**Set problem:** Determine the number of lines containing the word "icon". Reply with it and nothing else.

─── Records ───

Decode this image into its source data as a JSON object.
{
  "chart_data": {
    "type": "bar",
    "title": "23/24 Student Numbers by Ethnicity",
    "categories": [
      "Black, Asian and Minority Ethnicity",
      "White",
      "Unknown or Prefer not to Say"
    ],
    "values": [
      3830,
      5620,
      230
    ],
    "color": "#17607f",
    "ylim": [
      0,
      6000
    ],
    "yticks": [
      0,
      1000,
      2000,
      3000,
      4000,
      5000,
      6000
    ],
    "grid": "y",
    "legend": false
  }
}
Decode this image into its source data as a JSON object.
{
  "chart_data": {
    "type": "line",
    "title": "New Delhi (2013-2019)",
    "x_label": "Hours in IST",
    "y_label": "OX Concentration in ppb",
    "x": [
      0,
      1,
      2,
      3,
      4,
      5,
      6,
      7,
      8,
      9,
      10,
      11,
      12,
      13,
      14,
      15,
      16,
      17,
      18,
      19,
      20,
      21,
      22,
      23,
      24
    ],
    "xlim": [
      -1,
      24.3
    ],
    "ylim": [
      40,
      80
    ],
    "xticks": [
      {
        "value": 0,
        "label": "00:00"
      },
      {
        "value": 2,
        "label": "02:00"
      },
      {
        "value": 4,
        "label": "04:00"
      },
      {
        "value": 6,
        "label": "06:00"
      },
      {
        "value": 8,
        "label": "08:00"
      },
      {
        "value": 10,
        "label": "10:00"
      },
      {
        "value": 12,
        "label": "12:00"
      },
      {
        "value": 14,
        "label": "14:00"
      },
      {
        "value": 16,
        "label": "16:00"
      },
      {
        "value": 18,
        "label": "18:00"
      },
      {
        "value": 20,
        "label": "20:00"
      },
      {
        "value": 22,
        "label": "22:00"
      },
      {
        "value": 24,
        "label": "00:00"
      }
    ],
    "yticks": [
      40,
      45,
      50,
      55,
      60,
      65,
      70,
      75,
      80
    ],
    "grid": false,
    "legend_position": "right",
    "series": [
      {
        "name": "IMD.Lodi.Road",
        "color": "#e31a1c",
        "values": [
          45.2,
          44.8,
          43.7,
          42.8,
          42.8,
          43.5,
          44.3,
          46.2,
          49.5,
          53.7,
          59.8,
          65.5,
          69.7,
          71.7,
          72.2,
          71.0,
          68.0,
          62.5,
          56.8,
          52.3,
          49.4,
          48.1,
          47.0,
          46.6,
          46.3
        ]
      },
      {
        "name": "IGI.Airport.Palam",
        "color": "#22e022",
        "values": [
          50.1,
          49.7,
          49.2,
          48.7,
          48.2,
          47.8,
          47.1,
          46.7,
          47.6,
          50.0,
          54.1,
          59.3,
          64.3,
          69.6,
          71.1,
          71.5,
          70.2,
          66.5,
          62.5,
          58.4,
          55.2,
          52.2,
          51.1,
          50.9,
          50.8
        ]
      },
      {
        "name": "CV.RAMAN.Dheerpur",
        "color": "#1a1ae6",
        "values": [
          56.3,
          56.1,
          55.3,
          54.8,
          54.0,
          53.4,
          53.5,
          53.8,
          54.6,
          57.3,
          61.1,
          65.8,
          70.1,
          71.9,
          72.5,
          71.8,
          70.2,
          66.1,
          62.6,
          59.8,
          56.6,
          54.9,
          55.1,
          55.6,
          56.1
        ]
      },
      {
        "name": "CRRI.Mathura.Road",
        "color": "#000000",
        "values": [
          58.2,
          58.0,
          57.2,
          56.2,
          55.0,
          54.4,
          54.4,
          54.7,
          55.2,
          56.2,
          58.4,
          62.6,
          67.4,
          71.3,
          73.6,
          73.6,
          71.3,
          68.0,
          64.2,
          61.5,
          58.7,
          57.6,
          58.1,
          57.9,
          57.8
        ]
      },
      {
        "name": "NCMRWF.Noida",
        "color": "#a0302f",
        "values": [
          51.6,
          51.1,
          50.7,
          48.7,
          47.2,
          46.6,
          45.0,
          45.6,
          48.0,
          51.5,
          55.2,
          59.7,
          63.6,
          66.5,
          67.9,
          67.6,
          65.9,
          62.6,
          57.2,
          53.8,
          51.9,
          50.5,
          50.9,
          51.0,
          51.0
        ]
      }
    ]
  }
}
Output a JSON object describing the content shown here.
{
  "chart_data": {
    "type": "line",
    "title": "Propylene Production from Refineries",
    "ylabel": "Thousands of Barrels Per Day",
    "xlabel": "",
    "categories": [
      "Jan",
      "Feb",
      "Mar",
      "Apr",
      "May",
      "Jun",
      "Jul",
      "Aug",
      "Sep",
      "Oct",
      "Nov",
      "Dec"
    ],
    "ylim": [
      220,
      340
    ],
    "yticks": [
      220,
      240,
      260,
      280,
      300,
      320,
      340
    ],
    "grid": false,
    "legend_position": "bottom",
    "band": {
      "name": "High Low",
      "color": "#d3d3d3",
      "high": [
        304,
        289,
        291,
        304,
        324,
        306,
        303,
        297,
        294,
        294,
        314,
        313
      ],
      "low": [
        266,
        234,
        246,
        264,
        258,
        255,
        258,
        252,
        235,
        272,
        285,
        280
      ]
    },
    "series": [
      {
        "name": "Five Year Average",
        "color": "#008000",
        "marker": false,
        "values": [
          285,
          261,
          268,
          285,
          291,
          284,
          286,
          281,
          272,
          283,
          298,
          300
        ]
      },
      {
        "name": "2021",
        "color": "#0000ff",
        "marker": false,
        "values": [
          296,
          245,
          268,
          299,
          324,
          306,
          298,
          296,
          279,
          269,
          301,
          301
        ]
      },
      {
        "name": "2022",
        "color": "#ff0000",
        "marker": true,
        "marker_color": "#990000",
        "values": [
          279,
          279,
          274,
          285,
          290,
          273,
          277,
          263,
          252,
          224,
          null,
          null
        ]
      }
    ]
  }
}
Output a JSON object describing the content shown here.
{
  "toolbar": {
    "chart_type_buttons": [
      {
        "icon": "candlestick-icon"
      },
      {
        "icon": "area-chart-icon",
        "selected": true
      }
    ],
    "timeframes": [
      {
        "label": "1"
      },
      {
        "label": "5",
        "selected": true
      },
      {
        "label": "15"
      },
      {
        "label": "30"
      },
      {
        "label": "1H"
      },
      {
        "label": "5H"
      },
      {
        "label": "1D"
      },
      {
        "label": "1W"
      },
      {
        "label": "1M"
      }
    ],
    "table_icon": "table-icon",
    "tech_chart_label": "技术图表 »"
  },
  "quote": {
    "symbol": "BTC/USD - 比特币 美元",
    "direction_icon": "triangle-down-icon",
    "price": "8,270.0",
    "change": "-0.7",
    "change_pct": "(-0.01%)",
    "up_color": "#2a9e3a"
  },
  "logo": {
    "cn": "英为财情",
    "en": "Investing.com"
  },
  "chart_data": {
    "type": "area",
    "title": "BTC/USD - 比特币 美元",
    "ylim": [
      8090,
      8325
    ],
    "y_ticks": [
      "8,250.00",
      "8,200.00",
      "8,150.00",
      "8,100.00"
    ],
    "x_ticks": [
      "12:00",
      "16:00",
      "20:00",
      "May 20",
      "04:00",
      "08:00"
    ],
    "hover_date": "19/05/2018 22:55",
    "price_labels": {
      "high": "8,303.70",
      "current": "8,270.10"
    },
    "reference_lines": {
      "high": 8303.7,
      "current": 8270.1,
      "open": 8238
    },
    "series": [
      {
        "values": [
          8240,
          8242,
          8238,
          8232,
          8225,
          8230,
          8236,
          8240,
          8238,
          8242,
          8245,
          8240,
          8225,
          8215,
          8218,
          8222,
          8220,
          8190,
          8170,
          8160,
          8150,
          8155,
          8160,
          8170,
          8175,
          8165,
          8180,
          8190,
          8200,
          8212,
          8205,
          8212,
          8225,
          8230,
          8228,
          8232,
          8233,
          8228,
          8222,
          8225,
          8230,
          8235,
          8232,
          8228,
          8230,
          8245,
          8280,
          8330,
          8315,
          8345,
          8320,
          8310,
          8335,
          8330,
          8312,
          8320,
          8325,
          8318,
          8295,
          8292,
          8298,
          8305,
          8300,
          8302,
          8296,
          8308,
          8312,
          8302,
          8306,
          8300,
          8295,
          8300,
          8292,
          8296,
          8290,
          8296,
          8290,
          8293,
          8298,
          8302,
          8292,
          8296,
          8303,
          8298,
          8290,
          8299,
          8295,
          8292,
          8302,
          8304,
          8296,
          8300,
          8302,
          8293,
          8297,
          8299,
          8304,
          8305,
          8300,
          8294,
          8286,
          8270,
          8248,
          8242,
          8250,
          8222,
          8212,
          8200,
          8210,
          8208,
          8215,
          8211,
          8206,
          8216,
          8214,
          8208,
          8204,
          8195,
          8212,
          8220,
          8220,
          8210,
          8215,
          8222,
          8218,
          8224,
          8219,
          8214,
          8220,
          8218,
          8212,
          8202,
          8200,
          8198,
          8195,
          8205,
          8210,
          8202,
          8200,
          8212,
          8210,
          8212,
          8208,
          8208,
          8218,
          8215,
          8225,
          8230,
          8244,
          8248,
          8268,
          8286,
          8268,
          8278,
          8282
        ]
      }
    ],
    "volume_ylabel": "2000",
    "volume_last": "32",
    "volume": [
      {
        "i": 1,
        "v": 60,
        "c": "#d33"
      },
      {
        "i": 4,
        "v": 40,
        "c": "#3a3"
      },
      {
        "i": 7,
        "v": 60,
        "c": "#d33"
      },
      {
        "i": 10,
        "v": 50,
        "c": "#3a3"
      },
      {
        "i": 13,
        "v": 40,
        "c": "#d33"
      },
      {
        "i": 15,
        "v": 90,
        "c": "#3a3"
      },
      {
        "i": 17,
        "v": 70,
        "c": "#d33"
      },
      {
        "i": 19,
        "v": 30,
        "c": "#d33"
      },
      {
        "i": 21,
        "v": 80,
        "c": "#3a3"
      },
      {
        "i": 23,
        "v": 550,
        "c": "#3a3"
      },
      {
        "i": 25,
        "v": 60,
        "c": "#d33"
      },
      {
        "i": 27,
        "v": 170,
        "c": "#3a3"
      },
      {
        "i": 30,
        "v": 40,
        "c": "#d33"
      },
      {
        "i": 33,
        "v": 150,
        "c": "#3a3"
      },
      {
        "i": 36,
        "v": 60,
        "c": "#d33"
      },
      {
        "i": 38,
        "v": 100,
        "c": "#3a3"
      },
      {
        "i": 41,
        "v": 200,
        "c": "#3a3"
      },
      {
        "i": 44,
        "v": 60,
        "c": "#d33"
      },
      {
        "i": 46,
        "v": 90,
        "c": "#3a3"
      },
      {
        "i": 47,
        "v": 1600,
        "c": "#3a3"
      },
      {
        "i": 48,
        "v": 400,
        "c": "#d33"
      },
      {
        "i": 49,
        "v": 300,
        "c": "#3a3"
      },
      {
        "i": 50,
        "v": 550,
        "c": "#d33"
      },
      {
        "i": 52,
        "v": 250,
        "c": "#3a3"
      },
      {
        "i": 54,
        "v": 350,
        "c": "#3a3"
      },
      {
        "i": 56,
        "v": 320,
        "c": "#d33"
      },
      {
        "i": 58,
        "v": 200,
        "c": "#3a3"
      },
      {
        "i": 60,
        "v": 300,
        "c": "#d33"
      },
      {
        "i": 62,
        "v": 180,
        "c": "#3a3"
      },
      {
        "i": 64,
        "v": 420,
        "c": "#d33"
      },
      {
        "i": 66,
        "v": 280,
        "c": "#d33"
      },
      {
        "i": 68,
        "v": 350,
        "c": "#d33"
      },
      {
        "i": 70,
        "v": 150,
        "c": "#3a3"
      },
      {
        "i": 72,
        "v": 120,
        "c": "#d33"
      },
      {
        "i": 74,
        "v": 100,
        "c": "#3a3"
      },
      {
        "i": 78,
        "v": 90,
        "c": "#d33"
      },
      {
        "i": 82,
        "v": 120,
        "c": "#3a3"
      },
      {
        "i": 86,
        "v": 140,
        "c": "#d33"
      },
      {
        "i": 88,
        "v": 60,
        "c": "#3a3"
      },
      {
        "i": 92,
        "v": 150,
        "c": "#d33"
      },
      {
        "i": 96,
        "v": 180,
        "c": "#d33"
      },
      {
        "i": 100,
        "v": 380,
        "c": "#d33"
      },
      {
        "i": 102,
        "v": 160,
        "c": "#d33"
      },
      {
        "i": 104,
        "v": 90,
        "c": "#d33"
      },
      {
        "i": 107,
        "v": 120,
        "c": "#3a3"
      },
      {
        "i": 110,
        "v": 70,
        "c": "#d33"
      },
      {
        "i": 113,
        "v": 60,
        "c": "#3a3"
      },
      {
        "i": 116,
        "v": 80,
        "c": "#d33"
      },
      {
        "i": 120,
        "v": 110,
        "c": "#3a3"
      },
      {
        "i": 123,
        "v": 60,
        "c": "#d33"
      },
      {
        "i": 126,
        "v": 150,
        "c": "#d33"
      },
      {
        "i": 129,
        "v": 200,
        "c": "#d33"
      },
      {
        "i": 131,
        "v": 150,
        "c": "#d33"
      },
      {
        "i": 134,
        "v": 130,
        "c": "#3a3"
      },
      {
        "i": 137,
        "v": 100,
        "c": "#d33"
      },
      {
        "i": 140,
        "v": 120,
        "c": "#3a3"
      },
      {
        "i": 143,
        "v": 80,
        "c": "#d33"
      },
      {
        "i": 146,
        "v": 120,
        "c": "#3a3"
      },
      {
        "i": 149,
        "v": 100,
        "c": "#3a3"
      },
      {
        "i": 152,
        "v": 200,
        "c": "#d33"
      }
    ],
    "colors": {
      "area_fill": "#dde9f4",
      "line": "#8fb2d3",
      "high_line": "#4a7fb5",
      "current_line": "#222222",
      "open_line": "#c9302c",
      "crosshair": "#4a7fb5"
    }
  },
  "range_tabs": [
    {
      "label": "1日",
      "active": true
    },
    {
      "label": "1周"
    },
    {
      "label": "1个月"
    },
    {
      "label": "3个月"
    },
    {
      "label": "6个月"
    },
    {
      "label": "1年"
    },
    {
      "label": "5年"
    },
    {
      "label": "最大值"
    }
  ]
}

───

**Completed task:** 4